>> start Supplied data

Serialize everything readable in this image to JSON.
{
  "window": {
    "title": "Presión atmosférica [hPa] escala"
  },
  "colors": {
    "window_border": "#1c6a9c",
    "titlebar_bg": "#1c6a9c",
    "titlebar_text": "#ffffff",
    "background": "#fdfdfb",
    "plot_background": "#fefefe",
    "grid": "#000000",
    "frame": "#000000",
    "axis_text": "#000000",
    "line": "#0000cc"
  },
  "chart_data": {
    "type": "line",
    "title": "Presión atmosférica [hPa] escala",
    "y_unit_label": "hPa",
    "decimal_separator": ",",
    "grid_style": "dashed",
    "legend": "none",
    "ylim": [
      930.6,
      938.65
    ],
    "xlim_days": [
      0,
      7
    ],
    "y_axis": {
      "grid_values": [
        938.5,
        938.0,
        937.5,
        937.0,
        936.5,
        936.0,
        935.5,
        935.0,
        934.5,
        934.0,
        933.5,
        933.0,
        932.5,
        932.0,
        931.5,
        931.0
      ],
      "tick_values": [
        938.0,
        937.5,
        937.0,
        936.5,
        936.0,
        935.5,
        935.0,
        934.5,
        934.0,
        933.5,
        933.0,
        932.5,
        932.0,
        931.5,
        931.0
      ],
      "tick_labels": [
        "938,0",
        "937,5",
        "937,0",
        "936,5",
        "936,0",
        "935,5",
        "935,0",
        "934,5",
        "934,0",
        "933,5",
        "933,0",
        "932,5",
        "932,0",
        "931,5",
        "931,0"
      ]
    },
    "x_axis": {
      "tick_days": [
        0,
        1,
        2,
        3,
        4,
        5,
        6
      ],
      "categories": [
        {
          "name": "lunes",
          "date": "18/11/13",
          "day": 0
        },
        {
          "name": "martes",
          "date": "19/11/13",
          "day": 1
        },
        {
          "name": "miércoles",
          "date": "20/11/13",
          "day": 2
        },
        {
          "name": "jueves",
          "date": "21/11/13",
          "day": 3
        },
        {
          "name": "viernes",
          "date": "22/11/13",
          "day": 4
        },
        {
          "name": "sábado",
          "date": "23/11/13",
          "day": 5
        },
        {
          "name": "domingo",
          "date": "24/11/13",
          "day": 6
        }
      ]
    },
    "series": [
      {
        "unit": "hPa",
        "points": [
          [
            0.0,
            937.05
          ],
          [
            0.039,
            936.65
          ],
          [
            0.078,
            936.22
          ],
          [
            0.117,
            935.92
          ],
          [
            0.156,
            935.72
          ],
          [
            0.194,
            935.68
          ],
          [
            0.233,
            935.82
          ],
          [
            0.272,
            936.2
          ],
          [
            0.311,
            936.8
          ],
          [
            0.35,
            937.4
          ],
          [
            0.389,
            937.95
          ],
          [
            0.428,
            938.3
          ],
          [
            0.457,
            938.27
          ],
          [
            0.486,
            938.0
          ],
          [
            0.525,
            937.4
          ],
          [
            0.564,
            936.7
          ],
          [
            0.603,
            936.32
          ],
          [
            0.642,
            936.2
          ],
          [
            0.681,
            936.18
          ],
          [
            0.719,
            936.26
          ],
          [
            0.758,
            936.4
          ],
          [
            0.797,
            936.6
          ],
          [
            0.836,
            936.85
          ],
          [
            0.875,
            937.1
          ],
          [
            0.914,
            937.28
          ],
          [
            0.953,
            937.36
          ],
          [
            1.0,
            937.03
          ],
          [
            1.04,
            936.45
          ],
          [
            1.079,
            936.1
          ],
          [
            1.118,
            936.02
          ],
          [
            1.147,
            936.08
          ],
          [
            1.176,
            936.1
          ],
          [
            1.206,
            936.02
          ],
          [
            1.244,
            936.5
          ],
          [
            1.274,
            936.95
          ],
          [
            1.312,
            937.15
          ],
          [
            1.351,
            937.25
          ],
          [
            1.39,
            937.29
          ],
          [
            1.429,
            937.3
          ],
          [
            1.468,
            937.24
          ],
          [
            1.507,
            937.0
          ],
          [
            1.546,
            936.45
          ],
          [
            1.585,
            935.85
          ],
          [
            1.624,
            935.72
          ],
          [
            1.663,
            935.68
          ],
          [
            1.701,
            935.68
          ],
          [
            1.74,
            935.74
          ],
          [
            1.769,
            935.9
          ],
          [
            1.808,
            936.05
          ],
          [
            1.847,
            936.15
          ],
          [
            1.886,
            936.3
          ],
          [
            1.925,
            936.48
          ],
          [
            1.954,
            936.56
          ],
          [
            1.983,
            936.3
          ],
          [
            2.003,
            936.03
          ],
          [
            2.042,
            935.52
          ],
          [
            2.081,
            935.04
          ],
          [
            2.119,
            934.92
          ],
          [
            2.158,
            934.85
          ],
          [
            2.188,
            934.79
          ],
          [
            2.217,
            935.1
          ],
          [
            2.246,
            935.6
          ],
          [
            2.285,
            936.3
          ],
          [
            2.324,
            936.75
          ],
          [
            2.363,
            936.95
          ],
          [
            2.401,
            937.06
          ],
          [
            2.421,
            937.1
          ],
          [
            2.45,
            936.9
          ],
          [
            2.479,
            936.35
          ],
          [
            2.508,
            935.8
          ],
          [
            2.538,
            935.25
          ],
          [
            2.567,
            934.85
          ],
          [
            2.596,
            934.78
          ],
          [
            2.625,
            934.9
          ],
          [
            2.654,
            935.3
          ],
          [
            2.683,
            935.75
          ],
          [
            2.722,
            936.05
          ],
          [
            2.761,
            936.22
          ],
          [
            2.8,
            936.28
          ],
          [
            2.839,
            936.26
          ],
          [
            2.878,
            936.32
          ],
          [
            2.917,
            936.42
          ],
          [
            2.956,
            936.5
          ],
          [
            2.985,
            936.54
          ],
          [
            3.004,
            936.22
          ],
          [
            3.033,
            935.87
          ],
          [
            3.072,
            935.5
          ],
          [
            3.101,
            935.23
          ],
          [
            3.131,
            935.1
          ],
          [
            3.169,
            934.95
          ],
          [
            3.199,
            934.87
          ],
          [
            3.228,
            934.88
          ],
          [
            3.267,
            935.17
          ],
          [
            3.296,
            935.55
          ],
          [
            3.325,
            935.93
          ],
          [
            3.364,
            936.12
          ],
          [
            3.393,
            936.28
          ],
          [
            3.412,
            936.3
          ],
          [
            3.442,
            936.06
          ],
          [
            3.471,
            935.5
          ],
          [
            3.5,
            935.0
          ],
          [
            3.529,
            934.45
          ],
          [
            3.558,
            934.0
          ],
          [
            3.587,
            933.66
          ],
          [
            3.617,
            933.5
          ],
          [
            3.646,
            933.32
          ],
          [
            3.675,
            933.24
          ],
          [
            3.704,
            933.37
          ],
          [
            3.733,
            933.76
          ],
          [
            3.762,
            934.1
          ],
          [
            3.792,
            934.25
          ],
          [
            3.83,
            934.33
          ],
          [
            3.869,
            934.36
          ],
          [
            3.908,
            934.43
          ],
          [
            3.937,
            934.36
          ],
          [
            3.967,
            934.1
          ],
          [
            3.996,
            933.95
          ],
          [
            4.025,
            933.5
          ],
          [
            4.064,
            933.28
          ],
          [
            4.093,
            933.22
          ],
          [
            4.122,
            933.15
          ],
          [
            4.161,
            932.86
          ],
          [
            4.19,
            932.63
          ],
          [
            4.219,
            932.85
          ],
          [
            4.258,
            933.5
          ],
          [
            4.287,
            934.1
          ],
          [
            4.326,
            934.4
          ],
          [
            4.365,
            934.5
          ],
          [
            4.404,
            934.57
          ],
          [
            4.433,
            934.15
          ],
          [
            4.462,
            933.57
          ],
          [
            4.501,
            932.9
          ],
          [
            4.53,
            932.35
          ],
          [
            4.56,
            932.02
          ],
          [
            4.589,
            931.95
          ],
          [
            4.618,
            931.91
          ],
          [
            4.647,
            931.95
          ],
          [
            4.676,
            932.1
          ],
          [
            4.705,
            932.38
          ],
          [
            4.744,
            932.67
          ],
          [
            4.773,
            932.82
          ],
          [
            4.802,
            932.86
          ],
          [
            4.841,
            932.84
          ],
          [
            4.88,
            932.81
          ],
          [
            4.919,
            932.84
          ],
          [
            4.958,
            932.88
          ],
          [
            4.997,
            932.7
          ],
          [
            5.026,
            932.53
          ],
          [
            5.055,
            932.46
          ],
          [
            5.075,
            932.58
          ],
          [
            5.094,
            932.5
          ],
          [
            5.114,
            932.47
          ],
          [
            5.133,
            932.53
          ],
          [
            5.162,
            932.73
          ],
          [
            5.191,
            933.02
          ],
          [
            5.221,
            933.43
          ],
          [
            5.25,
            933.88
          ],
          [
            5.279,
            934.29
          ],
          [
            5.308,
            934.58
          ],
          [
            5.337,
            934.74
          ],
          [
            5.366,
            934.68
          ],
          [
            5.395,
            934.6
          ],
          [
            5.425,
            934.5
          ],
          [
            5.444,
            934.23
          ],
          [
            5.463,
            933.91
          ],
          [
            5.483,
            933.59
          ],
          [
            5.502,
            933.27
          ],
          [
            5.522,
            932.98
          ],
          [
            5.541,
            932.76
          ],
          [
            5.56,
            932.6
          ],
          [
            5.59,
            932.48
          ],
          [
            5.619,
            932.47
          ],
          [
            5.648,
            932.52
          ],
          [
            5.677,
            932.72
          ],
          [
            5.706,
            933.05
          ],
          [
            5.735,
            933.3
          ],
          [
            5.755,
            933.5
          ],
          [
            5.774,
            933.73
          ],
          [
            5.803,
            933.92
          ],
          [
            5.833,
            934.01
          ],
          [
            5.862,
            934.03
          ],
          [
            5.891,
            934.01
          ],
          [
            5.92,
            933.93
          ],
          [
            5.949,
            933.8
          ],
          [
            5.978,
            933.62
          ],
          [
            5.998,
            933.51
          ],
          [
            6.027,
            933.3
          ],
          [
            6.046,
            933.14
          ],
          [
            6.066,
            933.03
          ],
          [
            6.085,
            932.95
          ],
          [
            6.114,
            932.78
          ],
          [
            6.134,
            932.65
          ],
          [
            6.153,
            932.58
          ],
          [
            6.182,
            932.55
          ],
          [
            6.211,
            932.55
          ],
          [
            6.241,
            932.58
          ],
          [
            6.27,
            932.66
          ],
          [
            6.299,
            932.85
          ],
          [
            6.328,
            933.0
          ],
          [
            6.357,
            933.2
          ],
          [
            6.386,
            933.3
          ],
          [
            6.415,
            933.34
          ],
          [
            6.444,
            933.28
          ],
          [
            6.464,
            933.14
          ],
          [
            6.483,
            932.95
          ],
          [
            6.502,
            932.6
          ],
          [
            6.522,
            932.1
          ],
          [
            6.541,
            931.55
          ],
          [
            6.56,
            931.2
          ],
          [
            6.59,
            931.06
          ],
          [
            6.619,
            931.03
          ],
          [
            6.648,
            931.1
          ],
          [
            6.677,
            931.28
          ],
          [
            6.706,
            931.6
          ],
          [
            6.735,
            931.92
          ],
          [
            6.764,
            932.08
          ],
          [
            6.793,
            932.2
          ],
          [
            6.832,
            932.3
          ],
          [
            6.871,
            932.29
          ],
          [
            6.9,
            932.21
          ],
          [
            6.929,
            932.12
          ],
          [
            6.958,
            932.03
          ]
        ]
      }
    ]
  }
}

>> end Supplied data

Identify every line above with the string "date" in it. Copy those lines.

## Written answer:
          "date": "18/11/13",
          "date": "19/11/13",
          "date": "20/11/13",
          "date": "21/11/13",
          "date": "22/11/13",
          "date": "23/11/13",
          "date": "24/11/13",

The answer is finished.